The task
Output each entry below as it stands, leaving out every picture.

Dataset extract
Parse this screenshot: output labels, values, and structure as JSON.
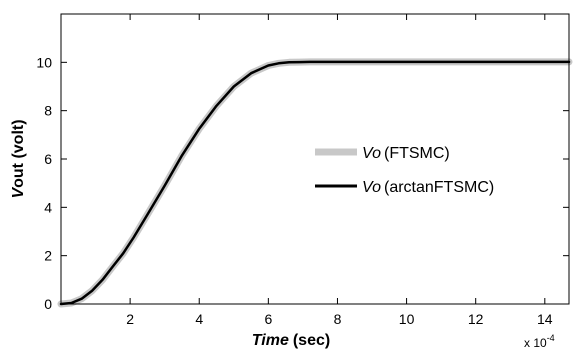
{
  "chart_data": {
    "type": "line",
    "xlabel_italic": "Time",
    "xlabel_rest": "(sec)",
    "ylabel_italic": "V",
    "ylabel_rest": "out (volt)",
    "x_multiplier": "x 10",
    "x_multiplier_exp": "-4",
    "xlim": [
      0,
      14.7
    ],
    "ylim": [
      0,
      12
    ],
    "xticks": [
      2,
      4,
      6,
      8,
      10,
      12,
      14
    ],
    "yticks": [
      0,
      2,
      4,
      6,
      8,
      10
    ],
    "grid": false,
    "legend_position": "center-right",
    "series": [
      {
        "name_italic": "Vo",
        "name_rest": "(FTSMC)",
        "color": "#c8c8c8",
        "x": [
          0,
          0.3,
          0.6,
          0.9,
          1.2,
          1.5,
          1.8,
          2.1,
          2.5,
          3.0,
          3.5,
          4.0,
          4.5,
          5.0,
          5.5,
          6.0,
          6.3,
          6.6,
          6.9,
          7.2,
          8,
          10,
          12,
          14.7
        ],
        "y": [
          0.0,
          0.04,
          0.22,
          0.55,
          1.0,
          1.55,
          2.1,
          2.75,
          3.7,
          4.9,
          6.15,
          7.25,
          8.2,
          9.0,
          9.55,
          9.87,
          9.96,
          10.0,
          10.01,
          10.02,
          10.02,
          10.02,
          10.02,
          10.02
        ]
      },
      {
        "name_italic": "Vo",
        "name_rest": "(arctanFTSMC)",
        "color": "#000000",
        "x": [
          0,
          0.3,
          0.6,
          0.9,
          1.2,
          1.5,
          1.8,
          2.1,
          2.5,
          3.0,
          3.5,
          4.0,
          4.5,
          5.0,
          5.5,
          6.0,
          6.3,
          6.6,
          6.9,
          7.2,
          8,
          10,
          12,
          14.7
        ],
        "y": [
          0.0,
          0.04,
          0.22,
          0.55,
          1.0,
          1.55,
          2.1,
          2.75,
          3.7,
          4.9,
          6.15,
          7.25,
          8.2,
          9.0,
          9.55,
          9.87,
          9.96,
          10.0,
          10.01,
          10.02,
          10.02,
          10.02,
          10.02,
          10.02
        ]
      }
    ]
  }
}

Output of the exercise
Parse this screenshot: output labels, values, and structure as JSON.
{
  "chart_data": {
    "type": "line",
    "xlabel_italic": "Time",
    "xlabel_rest": "(sec)",
    "ylabel_italic": "V",
    "ylabel_rest": "out (volt)",
    "x_multiplier": "x 10",
    "x_multiplier_exp": "-4",
    "xlim": [
      0,
      14.7
    ],
    "ylim": [
      0,
      12
    ],
    "xticks": [
      2,
      4,
      6,
      8,
      10,
      12,
      14
    ],
    "yticks": [
      0,
      2,
      4,
      6,
      8,
      10
    ],
    "grid": false,
    "legend_position": "center-right",
    "series": [
      {
        "name_italic": "Vo",
        "name_rest": "(FTSMC)",
        "color": "#c8c8c8",
        "x": [
          0,
          0.3,
          0.6,
          0.9,
          1.2,
          1.5,
          1.8,
          2.1,
          2.5,
          3.0,
          3.5,
          4.0,
          4.5,
          5.0,
          5.5,
          6.0,
          6.3,
          6.6,
          6.9,
          7.2,
          8,
          10,
          12,
          14.7
        ],
        "y": [
          0.0,
          0.04,
          0.22,
          0.55,
          1.0,
          1.55,
          2.1,
          2.75,
          3.7,
          4.9,
          6.15,
          7.25,
          8.2,
          9.0,
          9.55,
          9.87,
          9.96,
          10.0,
          10.01,
          10.02,
          10.02,
          10.02,
          10.02,
          10.02
        ]
      },
      {
        "name_italic": "Vo",
        "name_rest": "(arctanFTSMC)",
        "color": "#000000",
        "x": [
          0,
          0.3,
          0.6,
          0.9,
          1.2,
          1.5,
          1.8,
          2.1,
          2.5,
          3.0,
          3.5,
          4.0,
          4.5,
          5.0,
          5.5,
          6.0,
          6.3,
          6.6,
          6.9,
          7.2,
          8,
          10,
          12,
          14.7
        ],
        "y": [
          0.0,
          0.04,
          0.22,
          0.55,
          1.0,
          1.55,
          2.1,
          2.75,
          3.7,
          4.9,
          6.15,
          7.25,
          8.2,
          9.0,
          9.55,
          9.87,
          9.96,
          10.0,
          10.01,
          10.02,
          10.02,
          10.02,
          10.02,
          10.02
        ]
      }
    ]
  }
}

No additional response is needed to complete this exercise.